Listed records =>
◇ ◇ ◇ ◇ ◇ ◇ ◇

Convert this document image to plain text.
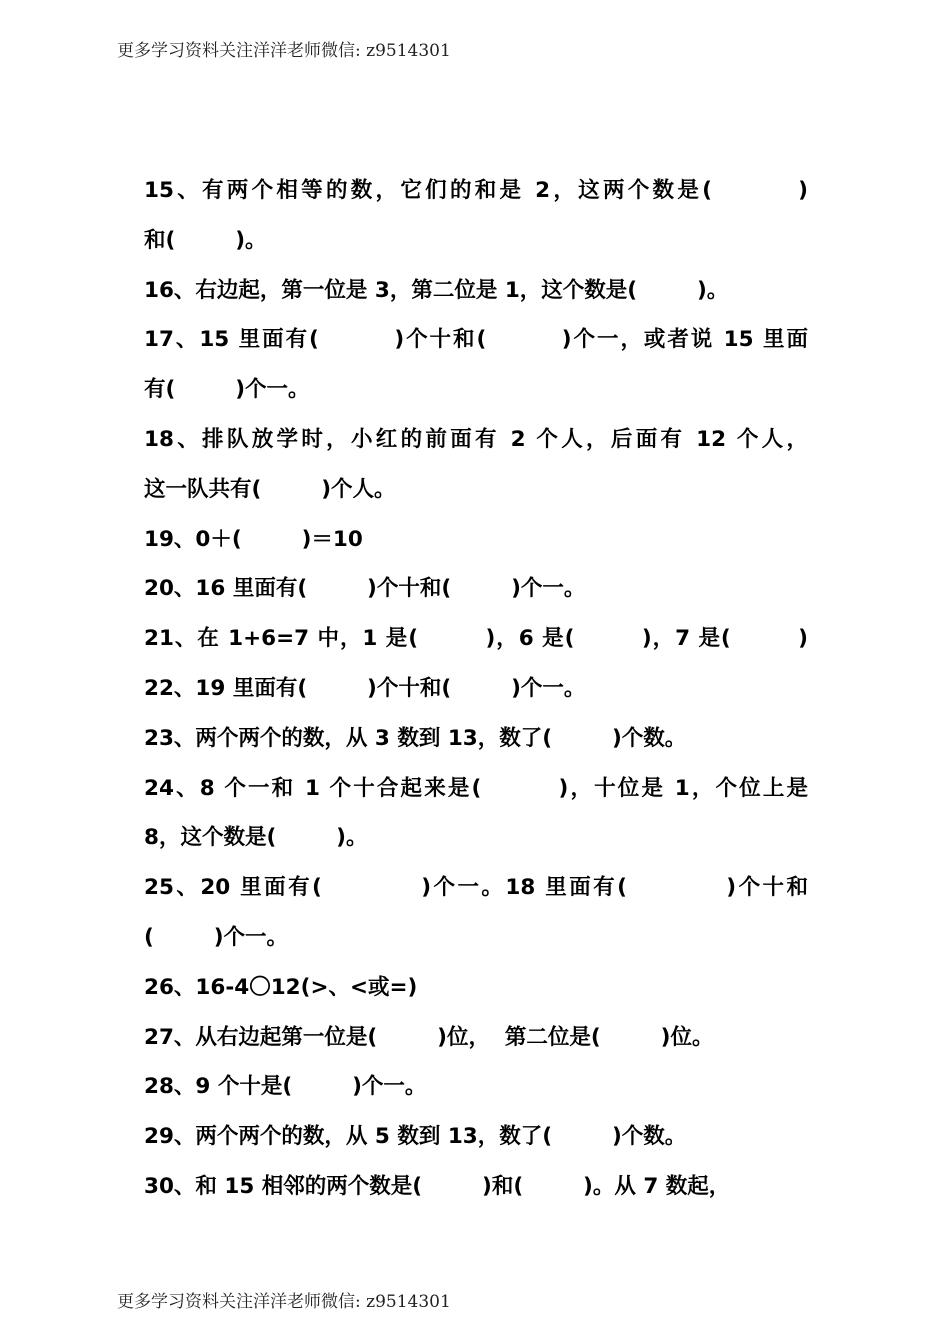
更多学习资料关注洋洋老师微信: z9514301
15、有两个相等的数，它们的和是 2，这两个数是(        )
和(        )。
16、右边起，第一位是 3，第二位是 1，这个数是(        )。
17、15 里面有(        )个十和(        )个一，或者说 15 里面
有(        )个一。
18、排队放学时，小红的前面有 2 个人，后面有 12 个人，
这一队共有(        )个人。
19、0＋(        )＝10
20、16 里面有(        )个十和(        )个一。
21、在 1+6=7 中，1 是(        )，6 是(        )，7 是(        )
22、19 里面有(        )个十和(        )个一。
23、两个两个的数，从 3 数到 13，数了(        )个数。
24、8 个一和 1 个十合起来是(        )，十位是 1，个位上是
8，这个数是(        )。
25、20 里面有(          )个一。18 里面有(          )个十和
(        )个一。
26、16-4〇12(>、<或=)
27、从右边起第一位是(        )位，  第二位是(        )位。
28、9 个十是(        )个一。
29、两个两个的数，从 5 数到 13，数了(        )个数。
30、和 15 相邻的两个数是(        )和(        )。从 7 数起，
更多学习资料关注洋洋老师微信: z9514301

◇ ◇ ◇ ◇ ◇ ◇ ◇

Exercise => Show, from the material above, each line that includes the string "第二位是".

Task response =>
16、右边起，第一位是 3，第二位是 1，这个数是(        )。
27、从右边起第一位是(        )位，  第二位是(        )位。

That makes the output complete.